═════ Input ═════
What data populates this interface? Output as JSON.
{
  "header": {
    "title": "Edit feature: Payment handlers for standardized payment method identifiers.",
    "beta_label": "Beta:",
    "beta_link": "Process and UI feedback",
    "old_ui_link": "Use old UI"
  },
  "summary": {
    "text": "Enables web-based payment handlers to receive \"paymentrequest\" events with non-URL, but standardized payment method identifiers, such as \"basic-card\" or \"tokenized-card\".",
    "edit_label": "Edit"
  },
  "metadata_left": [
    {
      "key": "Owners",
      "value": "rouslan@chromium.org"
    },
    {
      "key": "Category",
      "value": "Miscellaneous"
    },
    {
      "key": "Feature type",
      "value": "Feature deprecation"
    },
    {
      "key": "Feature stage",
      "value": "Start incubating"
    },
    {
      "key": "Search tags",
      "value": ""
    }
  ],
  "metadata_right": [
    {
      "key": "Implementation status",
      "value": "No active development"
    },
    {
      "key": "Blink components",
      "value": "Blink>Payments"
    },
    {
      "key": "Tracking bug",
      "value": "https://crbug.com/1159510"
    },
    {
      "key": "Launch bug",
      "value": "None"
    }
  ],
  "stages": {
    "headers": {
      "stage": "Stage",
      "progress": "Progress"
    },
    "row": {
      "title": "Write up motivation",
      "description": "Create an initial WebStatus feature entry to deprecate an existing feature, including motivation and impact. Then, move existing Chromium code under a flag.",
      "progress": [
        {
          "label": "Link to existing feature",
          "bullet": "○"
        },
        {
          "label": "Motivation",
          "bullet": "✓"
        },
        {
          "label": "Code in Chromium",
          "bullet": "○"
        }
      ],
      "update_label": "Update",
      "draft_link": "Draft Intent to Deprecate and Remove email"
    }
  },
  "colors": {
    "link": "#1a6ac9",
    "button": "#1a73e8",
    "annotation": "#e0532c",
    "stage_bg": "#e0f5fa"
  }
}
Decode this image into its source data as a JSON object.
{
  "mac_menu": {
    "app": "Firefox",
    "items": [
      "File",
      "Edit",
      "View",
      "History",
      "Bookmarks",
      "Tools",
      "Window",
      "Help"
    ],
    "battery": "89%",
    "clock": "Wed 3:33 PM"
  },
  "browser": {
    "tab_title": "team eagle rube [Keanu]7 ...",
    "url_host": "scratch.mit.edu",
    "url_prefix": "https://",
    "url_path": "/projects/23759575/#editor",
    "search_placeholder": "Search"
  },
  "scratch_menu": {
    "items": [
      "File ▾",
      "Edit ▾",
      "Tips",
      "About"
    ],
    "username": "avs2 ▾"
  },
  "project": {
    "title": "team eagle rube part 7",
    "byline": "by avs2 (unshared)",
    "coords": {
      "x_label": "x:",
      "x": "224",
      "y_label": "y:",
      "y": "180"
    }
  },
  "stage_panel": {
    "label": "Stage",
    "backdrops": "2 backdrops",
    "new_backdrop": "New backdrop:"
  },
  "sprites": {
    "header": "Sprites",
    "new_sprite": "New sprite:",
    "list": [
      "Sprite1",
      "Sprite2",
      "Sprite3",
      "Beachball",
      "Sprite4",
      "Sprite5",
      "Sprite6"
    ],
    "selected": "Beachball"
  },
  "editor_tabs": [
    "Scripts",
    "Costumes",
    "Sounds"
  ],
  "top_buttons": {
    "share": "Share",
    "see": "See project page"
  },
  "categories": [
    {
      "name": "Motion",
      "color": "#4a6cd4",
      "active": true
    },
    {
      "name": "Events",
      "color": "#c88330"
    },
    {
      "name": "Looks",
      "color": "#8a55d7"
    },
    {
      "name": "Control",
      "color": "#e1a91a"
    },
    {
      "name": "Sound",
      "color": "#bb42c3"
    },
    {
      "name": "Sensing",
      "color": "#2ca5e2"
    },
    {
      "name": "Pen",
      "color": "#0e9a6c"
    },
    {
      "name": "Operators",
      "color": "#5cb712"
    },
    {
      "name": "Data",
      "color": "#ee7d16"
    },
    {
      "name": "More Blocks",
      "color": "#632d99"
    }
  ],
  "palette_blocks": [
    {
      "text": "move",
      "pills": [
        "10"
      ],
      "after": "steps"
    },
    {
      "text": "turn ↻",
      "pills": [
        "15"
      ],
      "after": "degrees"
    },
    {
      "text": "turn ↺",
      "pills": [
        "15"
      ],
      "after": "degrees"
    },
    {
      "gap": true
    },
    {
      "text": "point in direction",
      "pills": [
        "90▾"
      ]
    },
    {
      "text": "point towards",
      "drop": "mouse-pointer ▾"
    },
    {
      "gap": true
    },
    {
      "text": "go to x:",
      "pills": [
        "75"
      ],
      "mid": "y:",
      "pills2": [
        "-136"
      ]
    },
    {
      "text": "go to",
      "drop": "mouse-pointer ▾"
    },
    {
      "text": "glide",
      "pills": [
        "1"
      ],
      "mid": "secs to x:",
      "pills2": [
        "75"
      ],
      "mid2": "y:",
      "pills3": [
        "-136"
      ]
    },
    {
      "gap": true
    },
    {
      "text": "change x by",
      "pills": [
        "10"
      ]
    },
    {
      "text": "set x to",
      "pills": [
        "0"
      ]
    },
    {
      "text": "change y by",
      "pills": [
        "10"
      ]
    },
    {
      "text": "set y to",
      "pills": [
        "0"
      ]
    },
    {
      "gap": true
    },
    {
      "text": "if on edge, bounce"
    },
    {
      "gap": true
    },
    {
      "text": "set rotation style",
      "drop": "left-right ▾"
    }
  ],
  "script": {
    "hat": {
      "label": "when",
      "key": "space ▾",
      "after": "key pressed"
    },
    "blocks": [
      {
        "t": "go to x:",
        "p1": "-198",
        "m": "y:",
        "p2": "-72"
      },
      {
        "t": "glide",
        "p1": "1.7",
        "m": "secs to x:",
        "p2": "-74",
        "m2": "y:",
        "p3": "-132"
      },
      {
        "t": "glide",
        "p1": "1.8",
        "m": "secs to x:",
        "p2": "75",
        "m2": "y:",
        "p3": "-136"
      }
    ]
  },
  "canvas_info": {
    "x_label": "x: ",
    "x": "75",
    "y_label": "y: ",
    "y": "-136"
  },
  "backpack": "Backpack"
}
═════
◆ **What you have to do**:
Pick out each line containing "identifiers" and report it.

◆ **Written solution**:
    "title": "Edit feature: Payment handlers for standardized payment method identifiers.",
    "text": "Enables web-based payment handlers to receive \"paymentrequest\" events with non-URL, but standardized payment method identifiers, such as \"basic-card\" or \"tokenized-card\".",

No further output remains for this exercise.